Instructions for the task |
Set down every entry word for word. Omit the pictures.

Input data |
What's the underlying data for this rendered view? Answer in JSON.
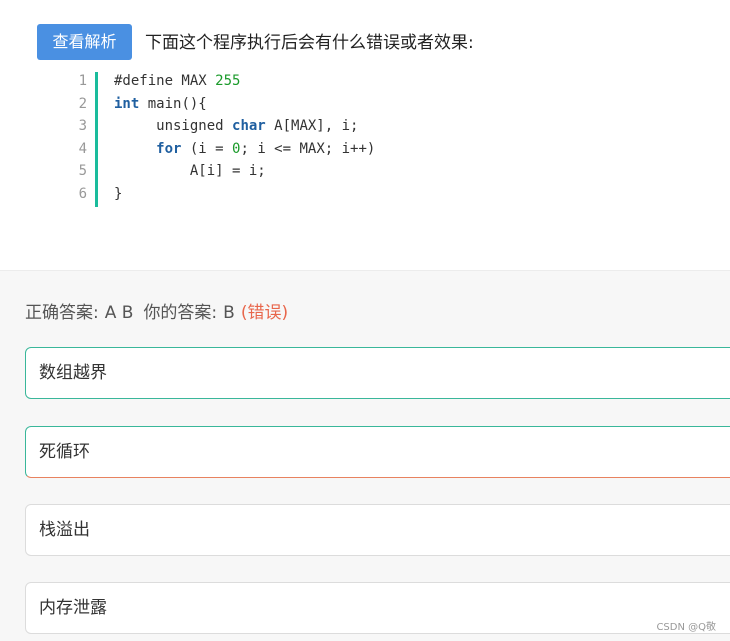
{
  "header": {
    "analysis_button": "查看解析",
    "question": "下面这个程序执行后会有什么错误或者效果:"
  },
  "code": {
    "line_numbers": [
      "1",
      "2",
      "3",
      "4",
      "5",
      "6"
    ],
    "lines": [
      "#define MAX 255",
      "int main(){",
      "     unsigned char A[MAX], i;",
      "     for (i = 0; i <= MAX; i++)",
      "         A[i] = i;",
      "}"
    ]
  },
  "answer": {
    "correct_label": "正确答案:",
    "correct_value": "A B",
    "your_label": "你的答案:",
    "your_value": "B",
    "status": "(错误)"
  },
  "options": [
    {
      "label": "数组越界"
    },
    {
      "label": "死循环"
    },
    {
      "label": "栈溢出"
    },
    {
      "label": "内存泄露"
    }
  ],
  "watermark": "CSDN @Q敬",
  "colors": {
    "button": "#4a90e2",
    "correct_border": "#3ab79a",
    "wrong": "#e8664b",
    "keyword": "#1f5fa0",
    "number": "#1a9a2a"
  }
}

Worked solution |
What's the underlying data for this rendered view? Answer in JSON.
{
  "header": {
    "analysis_button": "查看解析",
    "question": "下面这个程序执行后会有什么错误或者效果:"
  },
  "code": {
    "line_numbers": [
      "1",
      "2",
      "3",
      "4",
      "5",
      "6"
    ],
    "lines": [
      "#define MAX 255",
      "int main(){",
      "     unsigned char A[MAX], i;",
      "     for (i = 0; i <= MAX; i++)",
      "         A[i] = i;",
      "}"
    ]
  },
  "answer": {
    "correct_label": "正确答案:",
    "correct_value": "A B",
    "your_label": "你的答案:",
    "your_value": "B",
    "status": "(错误)"
  },
  "options": [
    {
      "label": "数组越界"
    },
    {
      "label": "死循环"
    },
    {
      "label": "栈溢出"
    },
    {
      "label": "内存泄露"
    }
  ],
  "watermark": "CSDN @Q敬",
  "colors": {
    "button": "#4a90e2",
    "correct_border": "#3ab79a",
    "wrong": "#e8664b",
    "keyword": "#1f5fa0",
    "number": "#1a9a2a"
  }
}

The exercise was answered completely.